Start Data shown

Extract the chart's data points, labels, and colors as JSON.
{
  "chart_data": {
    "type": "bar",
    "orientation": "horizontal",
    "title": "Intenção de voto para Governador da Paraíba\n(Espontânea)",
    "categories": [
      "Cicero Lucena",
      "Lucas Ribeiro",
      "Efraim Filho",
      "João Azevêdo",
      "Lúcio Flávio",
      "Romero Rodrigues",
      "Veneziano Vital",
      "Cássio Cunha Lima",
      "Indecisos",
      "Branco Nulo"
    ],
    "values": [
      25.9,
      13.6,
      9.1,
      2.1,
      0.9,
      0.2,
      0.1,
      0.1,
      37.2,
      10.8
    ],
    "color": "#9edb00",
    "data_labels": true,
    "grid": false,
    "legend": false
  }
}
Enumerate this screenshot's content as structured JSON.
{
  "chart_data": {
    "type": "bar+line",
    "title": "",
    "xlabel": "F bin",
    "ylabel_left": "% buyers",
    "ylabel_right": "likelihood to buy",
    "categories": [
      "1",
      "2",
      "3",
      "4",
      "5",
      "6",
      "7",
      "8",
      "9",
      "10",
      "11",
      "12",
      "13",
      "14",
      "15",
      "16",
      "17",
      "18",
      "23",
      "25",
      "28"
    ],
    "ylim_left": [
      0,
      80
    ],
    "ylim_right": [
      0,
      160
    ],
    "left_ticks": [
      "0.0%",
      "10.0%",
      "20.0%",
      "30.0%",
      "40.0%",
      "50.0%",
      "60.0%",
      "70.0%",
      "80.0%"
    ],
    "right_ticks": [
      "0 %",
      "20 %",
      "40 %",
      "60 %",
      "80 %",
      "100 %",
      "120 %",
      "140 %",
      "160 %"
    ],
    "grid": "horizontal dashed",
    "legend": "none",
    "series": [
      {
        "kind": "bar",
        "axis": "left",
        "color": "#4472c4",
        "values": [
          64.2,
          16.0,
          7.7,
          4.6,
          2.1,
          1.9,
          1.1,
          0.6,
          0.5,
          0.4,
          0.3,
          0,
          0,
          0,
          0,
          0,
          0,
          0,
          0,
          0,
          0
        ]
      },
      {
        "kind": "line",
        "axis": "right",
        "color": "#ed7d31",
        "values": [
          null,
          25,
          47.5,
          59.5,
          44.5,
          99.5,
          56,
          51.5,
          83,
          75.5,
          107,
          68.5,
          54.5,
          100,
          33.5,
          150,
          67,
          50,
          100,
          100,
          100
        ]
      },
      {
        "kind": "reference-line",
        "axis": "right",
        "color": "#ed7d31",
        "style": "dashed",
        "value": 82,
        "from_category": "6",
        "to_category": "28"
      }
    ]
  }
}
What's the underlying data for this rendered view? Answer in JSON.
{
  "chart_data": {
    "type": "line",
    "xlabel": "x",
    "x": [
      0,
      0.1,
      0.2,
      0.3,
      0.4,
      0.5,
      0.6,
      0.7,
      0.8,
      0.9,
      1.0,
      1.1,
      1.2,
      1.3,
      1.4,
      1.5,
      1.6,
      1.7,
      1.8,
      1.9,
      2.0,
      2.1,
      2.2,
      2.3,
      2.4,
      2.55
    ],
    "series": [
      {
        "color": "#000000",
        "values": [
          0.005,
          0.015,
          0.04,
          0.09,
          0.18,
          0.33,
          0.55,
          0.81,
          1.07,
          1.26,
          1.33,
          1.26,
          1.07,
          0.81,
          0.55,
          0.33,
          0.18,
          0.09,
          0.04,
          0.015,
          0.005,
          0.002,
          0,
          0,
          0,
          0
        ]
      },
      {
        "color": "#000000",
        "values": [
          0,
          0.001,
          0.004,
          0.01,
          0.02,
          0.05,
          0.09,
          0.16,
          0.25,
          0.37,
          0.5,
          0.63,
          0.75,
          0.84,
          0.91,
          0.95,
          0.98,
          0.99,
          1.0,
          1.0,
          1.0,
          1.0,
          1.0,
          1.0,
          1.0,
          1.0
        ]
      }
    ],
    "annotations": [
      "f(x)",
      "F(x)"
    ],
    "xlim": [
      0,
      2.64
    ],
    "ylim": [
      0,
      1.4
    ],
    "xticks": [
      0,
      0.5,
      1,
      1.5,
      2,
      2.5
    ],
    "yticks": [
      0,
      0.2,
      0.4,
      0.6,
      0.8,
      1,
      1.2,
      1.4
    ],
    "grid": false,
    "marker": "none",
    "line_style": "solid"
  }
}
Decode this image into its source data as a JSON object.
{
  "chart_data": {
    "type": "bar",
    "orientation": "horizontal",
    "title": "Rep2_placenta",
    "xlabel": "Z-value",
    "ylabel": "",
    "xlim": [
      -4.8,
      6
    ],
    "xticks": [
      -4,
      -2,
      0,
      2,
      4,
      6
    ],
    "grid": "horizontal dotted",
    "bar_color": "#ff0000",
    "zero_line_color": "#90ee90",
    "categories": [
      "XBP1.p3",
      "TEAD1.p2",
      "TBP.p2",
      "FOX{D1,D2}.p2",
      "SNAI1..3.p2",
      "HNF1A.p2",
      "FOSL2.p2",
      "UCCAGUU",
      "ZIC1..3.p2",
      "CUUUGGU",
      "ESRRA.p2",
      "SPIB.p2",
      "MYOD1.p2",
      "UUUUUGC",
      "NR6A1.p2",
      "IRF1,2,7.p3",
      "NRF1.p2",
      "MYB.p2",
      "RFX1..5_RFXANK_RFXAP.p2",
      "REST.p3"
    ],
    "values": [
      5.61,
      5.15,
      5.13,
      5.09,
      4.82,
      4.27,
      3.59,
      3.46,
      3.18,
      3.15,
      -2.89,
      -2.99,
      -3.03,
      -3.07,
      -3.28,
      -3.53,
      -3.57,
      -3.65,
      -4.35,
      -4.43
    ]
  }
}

End Data shown

Gather all lines of the records that include the word "title".

    "title": "Intenção de voto para Governador da Paraíba\n(Espontânea)",
    "title": "",
    "title": "Rep2_placenta",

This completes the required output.